Problem description> Reproduce all lines of the listing below in which the word "обязательств" occurs.

Saved data entries>
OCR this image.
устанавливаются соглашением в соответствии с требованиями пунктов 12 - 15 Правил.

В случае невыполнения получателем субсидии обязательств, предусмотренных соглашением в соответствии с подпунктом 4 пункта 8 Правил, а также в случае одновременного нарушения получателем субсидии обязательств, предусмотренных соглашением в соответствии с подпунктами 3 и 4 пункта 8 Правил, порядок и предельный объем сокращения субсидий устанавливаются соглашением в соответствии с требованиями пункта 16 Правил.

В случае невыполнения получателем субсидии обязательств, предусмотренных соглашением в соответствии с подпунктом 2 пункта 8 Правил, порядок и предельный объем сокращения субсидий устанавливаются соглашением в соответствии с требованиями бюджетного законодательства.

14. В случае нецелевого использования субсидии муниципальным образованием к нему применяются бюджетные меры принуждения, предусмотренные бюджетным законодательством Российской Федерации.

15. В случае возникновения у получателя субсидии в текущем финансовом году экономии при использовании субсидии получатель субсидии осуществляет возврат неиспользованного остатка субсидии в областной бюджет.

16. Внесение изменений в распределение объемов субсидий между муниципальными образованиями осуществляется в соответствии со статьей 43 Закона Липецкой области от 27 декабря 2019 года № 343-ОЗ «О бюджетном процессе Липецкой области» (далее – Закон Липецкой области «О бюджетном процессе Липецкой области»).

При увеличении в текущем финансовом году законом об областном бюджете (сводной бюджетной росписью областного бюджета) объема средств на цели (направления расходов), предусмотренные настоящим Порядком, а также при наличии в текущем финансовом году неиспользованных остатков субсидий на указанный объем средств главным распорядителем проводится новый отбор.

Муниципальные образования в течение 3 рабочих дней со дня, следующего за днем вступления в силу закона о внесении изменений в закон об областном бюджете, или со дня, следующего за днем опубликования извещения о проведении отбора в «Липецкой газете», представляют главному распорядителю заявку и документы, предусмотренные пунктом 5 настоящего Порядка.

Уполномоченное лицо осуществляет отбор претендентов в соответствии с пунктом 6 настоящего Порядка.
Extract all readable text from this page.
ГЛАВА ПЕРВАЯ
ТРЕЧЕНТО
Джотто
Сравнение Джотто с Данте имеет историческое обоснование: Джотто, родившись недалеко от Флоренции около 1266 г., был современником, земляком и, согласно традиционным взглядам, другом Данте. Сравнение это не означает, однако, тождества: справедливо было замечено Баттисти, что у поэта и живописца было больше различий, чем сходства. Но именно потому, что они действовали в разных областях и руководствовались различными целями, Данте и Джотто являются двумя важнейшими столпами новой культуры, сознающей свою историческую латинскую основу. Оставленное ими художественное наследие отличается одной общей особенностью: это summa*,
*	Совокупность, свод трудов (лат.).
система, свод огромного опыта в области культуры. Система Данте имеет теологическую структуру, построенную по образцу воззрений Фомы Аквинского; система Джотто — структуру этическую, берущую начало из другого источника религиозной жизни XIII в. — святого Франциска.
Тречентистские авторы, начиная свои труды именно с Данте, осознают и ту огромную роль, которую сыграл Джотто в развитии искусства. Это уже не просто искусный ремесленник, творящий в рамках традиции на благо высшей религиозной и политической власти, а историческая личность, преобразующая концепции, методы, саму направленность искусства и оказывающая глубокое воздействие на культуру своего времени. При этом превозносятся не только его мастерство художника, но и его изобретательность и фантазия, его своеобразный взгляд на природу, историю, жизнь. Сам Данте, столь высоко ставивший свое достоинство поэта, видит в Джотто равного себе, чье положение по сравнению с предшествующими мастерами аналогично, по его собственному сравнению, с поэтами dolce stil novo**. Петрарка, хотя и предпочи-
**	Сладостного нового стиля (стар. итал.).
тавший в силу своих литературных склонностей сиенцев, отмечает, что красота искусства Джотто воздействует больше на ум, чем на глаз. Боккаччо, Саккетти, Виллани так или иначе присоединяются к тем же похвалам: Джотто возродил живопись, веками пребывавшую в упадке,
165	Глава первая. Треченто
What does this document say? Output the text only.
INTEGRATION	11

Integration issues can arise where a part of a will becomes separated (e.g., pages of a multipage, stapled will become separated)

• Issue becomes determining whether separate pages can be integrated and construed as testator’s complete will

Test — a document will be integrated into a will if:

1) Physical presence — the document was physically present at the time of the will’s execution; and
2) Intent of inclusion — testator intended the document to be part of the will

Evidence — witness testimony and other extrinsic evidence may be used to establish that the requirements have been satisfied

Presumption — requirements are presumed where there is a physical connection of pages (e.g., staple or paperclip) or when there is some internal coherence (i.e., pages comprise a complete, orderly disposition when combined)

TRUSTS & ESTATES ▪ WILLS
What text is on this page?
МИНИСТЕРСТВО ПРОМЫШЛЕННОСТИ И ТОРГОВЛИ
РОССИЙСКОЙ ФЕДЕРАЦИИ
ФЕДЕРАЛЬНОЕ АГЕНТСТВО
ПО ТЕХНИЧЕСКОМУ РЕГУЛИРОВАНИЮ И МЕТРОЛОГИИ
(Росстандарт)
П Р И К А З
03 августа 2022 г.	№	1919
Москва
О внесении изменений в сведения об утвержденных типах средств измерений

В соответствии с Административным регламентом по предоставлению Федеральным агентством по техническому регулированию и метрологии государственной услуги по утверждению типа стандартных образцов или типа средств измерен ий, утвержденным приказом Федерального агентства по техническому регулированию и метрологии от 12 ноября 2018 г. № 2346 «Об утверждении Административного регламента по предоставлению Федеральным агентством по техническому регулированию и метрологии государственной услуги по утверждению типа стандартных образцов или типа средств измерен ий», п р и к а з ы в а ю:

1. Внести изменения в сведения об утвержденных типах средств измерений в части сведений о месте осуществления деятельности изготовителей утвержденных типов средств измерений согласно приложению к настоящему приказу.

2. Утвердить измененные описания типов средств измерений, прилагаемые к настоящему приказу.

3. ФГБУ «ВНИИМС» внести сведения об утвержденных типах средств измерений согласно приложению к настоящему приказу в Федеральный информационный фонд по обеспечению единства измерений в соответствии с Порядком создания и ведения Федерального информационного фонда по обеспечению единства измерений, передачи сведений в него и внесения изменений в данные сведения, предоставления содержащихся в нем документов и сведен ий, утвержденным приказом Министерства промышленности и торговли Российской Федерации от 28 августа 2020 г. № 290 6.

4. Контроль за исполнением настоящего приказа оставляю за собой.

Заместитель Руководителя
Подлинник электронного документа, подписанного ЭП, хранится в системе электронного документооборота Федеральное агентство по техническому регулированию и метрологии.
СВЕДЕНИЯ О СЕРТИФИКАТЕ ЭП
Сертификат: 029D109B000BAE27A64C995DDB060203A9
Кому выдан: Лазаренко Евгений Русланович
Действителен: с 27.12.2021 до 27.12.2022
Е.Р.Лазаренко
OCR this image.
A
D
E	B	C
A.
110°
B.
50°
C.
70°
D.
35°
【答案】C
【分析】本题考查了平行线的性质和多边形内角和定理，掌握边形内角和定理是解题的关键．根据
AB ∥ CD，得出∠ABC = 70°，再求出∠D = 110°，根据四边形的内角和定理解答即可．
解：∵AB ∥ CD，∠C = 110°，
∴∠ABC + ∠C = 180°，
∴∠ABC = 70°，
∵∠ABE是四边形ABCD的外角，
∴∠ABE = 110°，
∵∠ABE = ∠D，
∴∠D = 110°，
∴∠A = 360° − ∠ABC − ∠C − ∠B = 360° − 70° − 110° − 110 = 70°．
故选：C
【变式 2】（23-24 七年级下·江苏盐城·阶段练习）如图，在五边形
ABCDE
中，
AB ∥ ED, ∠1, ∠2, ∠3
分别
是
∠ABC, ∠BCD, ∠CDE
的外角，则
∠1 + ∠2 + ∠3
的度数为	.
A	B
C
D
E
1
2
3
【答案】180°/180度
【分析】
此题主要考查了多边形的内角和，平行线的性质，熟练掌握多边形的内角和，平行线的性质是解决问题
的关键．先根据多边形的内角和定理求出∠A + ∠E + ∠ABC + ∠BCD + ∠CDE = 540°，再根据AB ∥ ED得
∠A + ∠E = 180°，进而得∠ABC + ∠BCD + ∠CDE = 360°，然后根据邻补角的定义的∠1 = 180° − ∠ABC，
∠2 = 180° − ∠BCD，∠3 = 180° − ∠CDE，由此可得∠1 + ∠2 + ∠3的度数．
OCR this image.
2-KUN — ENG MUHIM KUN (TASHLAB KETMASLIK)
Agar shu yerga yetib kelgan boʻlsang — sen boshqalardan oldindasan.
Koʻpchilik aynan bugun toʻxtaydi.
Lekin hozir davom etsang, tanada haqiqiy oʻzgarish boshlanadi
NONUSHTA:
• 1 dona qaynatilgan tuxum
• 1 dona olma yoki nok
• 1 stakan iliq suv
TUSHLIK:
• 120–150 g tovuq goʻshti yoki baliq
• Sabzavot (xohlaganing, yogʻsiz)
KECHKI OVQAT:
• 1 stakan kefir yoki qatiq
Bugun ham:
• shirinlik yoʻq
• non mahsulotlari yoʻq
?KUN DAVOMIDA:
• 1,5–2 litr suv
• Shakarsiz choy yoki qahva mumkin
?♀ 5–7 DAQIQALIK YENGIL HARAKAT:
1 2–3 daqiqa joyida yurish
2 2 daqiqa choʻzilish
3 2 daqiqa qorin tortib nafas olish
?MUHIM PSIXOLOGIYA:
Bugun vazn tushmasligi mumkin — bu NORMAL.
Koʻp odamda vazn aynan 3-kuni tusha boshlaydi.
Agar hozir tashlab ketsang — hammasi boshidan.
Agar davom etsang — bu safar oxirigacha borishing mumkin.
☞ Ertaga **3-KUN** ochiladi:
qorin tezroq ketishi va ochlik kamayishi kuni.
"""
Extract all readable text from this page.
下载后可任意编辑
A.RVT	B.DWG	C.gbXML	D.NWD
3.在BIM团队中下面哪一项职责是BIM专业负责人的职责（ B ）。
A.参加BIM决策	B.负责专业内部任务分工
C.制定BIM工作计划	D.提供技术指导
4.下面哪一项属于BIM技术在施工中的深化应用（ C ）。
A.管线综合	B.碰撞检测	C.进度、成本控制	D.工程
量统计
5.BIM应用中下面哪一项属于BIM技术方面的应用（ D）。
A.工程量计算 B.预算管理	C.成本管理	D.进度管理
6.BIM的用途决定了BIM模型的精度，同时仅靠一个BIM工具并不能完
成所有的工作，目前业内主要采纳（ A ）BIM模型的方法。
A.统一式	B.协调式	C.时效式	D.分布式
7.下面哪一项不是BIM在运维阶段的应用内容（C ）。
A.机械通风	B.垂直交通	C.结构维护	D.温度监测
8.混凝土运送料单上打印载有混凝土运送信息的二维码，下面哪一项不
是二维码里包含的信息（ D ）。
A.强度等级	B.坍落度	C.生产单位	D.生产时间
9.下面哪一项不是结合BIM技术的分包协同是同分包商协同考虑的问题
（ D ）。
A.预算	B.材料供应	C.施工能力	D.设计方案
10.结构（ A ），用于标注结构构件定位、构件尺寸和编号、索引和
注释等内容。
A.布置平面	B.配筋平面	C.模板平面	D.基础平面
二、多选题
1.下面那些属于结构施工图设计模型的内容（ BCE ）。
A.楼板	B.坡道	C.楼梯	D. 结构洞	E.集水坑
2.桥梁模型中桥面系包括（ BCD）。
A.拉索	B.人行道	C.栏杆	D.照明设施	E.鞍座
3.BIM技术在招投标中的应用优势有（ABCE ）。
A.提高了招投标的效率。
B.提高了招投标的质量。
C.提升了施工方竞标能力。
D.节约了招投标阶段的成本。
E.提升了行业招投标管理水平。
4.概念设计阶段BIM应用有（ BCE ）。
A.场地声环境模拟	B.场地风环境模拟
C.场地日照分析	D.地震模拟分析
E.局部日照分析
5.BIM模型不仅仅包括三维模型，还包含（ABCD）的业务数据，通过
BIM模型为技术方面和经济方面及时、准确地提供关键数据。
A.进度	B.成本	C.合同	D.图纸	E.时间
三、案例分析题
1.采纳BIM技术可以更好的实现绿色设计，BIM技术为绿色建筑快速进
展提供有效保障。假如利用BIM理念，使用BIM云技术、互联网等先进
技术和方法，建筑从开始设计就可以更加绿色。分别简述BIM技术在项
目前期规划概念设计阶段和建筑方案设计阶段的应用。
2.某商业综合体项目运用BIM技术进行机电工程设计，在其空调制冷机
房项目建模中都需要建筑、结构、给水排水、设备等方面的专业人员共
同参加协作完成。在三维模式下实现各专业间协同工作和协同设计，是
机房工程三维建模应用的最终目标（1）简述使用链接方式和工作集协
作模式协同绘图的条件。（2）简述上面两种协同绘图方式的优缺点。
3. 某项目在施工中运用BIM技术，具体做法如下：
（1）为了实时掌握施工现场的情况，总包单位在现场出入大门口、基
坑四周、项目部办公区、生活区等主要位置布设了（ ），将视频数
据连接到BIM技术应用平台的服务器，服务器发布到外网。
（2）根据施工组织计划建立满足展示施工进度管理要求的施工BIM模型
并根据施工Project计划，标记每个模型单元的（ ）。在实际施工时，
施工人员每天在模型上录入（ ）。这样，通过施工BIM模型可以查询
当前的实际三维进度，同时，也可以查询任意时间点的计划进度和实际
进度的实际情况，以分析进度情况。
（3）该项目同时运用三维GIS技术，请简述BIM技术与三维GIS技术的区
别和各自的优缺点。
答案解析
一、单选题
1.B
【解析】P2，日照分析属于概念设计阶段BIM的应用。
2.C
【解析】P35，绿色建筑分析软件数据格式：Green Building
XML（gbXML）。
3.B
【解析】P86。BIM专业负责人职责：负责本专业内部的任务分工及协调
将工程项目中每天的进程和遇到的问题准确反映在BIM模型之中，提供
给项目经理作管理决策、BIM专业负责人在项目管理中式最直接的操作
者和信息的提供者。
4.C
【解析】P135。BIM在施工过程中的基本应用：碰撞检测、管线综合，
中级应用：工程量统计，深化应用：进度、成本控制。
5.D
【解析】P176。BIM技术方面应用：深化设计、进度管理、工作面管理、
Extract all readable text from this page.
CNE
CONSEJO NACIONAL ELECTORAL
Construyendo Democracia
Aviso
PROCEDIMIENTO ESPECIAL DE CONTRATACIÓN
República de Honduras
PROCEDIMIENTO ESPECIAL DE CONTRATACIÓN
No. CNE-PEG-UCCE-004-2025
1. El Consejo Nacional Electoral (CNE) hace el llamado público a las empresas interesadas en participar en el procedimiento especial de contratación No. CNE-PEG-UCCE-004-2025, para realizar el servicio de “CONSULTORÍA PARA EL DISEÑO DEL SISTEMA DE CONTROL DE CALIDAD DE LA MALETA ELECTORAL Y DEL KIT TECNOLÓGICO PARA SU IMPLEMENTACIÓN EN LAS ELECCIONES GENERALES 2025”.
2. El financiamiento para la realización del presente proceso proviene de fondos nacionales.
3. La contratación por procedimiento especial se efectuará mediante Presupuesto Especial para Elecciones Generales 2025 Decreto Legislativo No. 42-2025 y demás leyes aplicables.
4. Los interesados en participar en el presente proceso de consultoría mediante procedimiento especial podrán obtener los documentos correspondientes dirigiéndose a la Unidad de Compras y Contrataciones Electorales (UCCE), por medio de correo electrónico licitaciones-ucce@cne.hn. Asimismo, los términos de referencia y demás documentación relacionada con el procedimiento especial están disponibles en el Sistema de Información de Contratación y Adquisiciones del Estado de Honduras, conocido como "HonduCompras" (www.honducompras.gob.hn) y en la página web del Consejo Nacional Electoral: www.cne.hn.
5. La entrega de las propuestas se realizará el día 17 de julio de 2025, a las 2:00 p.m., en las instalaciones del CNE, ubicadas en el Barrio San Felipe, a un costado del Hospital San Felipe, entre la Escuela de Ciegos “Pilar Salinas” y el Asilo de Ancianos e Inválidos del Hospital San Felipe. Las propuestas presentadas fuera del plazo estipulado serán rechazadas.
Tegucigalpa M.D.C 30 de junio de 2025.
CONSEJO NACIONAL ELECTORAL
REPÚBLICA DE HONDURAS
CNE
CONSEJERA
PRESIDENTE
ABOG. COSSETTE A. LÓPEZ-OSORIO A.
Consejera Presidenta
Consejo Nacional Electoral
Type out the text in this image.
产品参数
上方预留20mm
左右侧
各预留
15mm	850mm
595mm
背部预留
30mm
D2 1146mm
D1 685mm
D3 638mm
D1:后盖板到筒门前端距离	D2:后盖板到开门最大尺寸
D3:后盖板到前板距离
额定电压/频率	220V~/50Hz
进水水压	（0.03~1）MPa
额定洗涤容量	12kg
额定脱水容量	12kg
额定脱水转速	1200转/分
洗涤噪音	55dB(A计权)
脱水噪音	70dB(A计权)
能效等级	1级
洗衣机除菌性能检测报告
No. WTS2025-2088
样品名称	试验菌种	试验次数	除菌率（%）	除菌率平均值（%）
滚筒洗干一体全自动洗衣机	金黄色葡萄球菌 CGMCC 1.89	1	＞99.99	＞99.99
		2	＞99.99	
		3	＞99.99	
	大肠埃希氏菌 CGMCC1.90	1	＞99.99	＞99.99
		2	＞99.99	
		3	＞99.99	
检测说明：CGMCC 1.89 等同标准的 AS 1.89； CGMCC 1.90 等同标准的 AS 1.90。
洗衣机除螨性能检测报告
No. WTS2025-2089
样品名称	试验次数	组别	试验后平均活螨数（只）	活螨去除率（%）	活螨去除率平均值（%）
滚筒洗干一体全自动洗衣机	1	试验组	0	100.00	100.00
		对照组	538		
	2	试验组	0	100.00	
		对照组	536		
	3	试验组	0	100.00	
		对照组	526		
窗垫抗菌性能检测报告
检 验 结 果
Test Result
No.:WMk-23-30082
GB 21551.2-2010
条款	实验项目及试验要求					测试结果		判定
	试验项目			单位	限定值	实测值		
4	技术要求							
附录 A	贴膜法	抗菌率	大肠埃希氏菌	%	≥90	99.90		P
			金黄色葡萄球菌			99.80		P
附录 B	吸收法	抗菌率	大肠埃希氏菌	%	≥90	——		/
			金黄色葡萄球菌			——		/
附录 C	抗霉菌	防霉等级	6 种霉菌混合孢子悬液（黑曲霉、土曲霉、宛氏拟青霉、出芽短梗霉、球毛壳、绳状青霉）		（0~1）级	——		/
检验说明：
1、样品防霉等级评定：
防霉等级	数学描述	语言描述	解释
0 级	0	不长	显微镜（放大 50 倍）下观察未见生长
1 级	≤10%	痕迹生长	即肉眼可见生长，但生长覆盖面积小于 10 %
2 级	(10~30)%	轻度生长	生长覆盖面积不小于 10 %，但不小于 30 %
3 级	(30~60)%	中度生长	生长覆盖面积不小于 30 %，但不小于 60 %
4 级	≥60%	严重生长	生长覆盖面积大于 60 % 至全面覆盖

Expected answer>
В случае невыполнения получателем субсидии обязательств, предусмотренных соглашением в соответствии с подпунктом 4 пункта 8 Правил, а также в случае одновременного нарушения получателем субсидии обязательств, предусмотренных соглашением в соответствии с подпунктами 3 и 4 пункта 8 Правил, порядок и предельный объем сокращения субсидий устанавливаются соглашением в соответствии с требованиями пункта 16 Правил.
В случае невыполнения получателем субсидии обязательств, предусмотренных соглашением в соответствии с подпунктом 2 пункта 8 Правил, порядок и предельный объем сокращения субсидий устанавливаются соглашением в соответствии с требованиями бюджетного законодательства.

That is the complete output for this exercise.